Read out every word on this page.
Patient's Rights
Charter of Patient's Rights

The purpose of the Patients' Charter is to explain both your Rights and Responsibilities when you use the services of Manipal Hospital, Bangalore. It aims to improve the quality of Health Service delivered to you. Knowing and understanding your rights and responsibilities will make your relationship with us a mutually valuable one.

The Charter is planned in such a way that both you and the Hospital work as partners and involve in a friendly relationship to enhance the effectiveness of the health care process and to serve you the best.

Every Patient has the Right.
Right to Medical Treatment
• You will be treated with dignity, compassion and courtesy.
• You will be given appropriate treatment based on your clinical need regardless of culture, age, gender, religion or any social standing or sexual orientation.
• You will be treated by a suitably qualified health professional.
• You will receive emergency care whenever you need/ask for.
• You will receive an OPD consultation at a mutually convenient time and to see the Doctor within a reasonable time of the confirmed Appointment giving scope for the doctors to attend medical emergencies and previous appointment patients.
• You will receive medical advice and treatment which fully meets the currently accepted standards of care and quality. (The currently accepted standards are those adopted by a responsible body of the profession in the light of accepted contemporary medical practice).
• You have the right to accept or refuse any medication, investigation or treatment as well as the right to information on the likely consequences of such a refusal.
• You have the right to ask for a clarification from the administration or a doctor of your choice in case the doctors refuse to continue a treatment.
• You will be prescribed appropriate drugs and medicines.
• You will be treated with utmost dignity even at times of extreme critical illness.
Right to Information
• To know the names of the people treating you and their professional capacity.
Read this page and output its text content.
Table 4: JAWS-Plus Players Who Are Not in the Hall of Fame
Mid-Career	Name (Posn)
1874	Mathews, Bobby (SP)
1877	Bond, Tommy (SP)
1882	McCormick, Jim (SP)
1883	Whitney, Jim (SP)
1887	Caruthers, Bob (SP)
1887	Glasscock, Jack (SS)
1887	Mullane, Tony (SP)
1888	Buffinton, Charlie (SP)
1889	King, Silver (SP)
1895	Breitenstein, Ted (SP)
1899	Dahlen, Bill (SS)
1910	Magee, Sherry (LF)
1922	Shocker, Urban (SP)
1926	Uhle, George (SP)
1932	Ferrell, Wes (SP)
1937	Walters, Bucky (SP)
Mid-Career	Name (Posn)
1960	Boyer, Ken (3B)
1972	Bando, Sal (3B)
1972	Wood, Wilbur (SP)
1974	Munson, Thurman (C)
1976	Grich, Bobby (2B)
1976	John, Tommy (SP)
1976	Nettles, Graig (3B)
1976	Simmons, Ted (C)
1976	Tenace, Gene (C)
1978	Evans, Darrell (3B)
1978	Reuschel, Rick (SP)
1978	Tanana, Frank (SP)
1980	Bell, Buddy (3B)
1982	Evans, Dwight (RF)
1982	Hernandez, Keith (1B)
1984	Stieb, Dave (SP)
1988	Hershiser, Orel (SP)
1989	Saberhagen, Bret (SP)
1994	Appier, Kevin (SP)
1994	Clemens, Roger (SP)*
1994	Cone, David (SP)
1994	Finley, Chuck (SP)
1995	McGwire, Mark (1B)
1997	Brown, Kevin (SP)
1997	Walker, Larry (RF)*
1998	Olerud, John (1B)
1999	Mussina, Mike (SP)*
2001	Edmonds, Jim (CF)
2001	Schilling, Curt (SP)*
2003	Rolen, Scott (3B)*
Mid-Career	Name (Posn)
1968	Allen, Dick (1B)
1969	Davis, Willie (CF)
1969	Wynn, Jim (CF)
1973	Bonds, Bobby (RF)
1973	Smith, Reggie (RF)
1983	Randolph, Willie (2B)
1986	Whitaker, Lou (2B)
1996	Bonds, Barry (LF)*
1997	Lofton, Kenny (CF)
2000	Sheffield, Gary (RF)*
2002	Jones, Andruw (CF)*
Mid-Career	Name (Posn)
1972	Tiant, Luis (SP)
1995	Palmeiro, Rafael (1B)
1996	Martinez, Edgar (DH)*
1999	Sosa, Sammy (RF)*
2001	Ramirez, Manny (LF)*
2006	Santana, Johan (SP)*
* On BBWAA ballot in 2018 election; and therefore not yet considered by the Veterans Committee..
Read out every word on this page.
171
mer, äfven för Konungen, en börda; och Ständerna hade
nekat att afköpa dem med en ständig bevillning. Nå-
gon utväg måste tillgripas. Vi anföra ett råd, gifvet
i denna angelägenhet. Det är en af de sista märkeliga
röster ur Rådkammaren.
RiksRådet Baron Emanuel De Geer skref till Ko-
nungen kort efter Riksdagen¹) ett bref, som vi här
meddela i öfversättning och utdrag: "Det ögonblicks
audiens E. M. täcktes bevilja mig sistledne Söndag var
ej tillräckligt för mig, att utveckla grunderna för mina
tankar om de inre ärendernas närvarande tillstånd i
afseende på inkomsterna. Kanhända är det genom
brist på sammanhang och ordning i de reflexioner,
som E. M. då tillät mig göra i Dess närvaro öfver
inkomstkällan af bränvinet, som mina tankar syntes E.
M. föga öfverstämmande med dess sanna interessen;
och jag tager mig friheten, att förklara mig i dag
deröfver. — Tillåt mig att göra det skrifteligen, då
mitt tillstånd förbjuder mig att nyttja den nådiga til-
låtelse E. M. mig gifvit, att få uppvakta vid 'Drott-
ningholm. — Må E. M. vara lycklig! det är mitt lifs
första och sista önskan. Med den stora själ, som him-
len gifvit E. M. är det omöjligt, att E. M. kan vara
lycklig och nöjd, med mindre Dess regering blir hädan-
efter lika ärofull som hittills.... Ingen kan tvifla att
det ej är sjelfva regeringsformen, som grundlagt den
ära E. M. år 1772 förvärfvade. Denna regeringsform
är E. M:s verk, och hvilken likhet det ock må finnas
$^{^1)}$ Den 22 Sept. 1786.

# Task directions
Every record here must be output exactly, word for word.

# Answer space
Read out every word on this page.
Patient's Rights
Charter of Patient's Rights

The purpose of the Patients' Charter is to explain both your Rights and Responsibilities when you use the services of Manipal Hospital, Bangalore. It aims to improve the quality of Health Service delivered to you. Knowing and understanding your rights and responsibilities will make your relationship with us a mutually valuable one.

The Charter is planned in such a way that both you and the Hospital work as partners and involve in a friendly relationship to enhance the effectiveness of the health care process and to serve you the best.

Every Patient has the Right.
Right to Medical Treatment
• You will be treated with dignity, compassion and courtesy.
• You will be given appropriate treatment based on your clinical need regardless of culture, age, gender, religion or any social standing or sexual orientation.
• You will be treated by a suitably qualified health professional.
• You will receive emergency care whenever you need/ask for.
• You will receive an OPD consultation at a mutually convenient time and to see the Doctor within a reasonable time of the confirmed Appointment giving scope for the doctors to attend medical emergencies and previous appointment patients.
• You will receive medical advice and treatment which fully meets the currently accepted standards of care and quality. (The currently accepted standards are those adopted by a responsible body of the profession in the light of accepted contemporary medical practice).
• You have the right to accept or refuse any medication, investigation or treatment as well as the right to information on the likely consequences of such a refusal.
• You have the right to ask for a clarification from the administration or a doctor of your choice in case the doctors refuse to continue a treatment.
• You will be prescribed appropriate drugs and medicines.
• You will be treated with utmost dignity even at times of extreme critical illness.
Right to Information
• To know the names of the people treating you and their professional capacity.
Read this page and output its text content.
Table 4: JAWS-Plus Players Who Are Not in the Hall of Fame
Mid-Career	Name (Posn)
1874	Mathews, Bobby (SP)
1877	Bond, Tommy (SP)
1882	McCormick, Jim (SP)
1883	Whitney, Jim (SP)
1887	Caruthers, Bob (SP)
1887	Glasscock, Jack (SS)
1887	Mullane, Tony (SP)
1888	Buffinton, Charlie (SP)
1889	King, Silver (SP)
1895	Breitenstein, Ted (SP)
1899	Dahlen, Bill (SS)
1910	Magee, Sherry (LF)
1922	Shocker, Urban (SP)
1926	Uhle, George (SP)
1932	Ferrell, Wes (SP)
1937	Walters, Bucky (SP)
Mid-Career	Name (Posn)
1960	Boyer, Ken (3B)
1972	Bando, Sal (3B)
1972	Wood, Wilbur (SP)
1974	Munson, Thurman (C)
1976	Grich, Bobby (2B)
1976	John, Tommy (SP)
1976	Nettles, Graig (3B)
1976	Simmons, Ted (C)
1976	Tenace, Gene (C)
1978	Evans, Darrell (3B)
1978	Reuschel, Rick (SP)
1978	Tanana, Frank (SP)
1980	Bell, Buddy (3B)
1982	Evans, Dwight (RF)
1982	Hernandez, Keith (1B)
1984	Stieb, Dave (SP)
1988	Hershiser, Orel (SP)
1989	Saberhagen, Bret (SP)
1994	Appier, Kevin (SP)
1994	Clemens, Roger (SP)*
1994	Cone, David (SP)
1994	Finley, Chuck (SP)
1995	McGwire, Mark (1B)
1997	Brown, Kevin (SP)
1997	Walker, Larry (RF)*
1998	Olerud, John (1B)
1999	Mussina, Mike (SP)*
2001	Edmonds, Jim (CF)
2001	Schilling, Curt (SP)*
2003	Rolen, Scott (3B)*
Mid-Career	Name (Posn)
1968	Allen, Dick (1B)
1969	Davis, Willie (CF)
1969	Wynn, Jim (CF)
1973	Bonds, Bobby (RF)
1973	Smith, Reggie (RF)
1983	Randolph, Willie (2B)
1986	Whitaker, Lou (2B)
1996	Bonds, Barry (LF)*
1997	Lofton, Kenny (CF)
2000	Sheffield, Gary (RF)*
2002	Jones, Andruw (CF)*
Mid-Career	Name (Posn)
1972	Tiant, Luis (SP)
1995	Palmeiro, Rafael (1B)
1996	Martinez, Edgar (DH)*
1999	Sosa, Sammy (RF)*
2001	Ramirez, Manny (LF)*
2006	Santana, Johan (SP)*
* On BBWAA ballot in 2018 election; and therefore not yet considered by the Veterans Committee..
Read out every word on this page.
171
mer, äfven för Konungen, en börda; och Ständerna hade
nekat att afköpa dem med en ständig bevillning. Nå-
gon utväg måste tillgripas. Vi anföra ett råd, gifvet
i denna angelägenhet. Det är en af de sista märkeliga
röster ur Rådkammaren.
RiksRådet Baron Emanuel De Geer skref till Ko-
nungen kort efter Riksdagen¹) ett bref, som vi här
meddela i öfversättning och utdrag: "Det ögonblicks
audiens E. M. täcktes bevilja mig sistledne Söndag var
ej tillräckligt för mig, att utveckla grunderna för mina
tankar om de inre ärendernas närvarande tillstånd i
afseende på inkomsterna. Kanhända är det genom
brist på sammanhang och ordning i de reflexioner,
som E. M. då tillät mig göra i Dess närvaro öfver
inkomstkällan af bränvinet, som mina tankar syntes E.
M. föga öfverstämmande med dess sanna interessen;
och jag tager mig friheten, att förklara mig i dag
deröfver. — Tillåt mig att göra det skrifteligen, då
mitt tillstånd förbjuder mig att nyttja den nådiga til-
låtelse E. M. mig gifvit, att få uppvakta vid 'Drott-
ningholm. — Må E. M. vara lycklig! det är mitt lifs
första och sista önskan. Med den stora själ, som him-
len gifvit E. M. är det omöjligt, att E. M. kan vara
lycklig och nöjd, med mindre Dess regering blir hädan-
efter lika ärofull som hittills.... Ingen kan tvifla att
det ej är sjelfva regeringsformen, som grundlagt den
ära E. M. år 1772 förvärfvade. Denna regeringsform
är E. M:s verk, och hvilken likhet det ock må finnas
$^{^1)}$ Den 22 Sept. 1786.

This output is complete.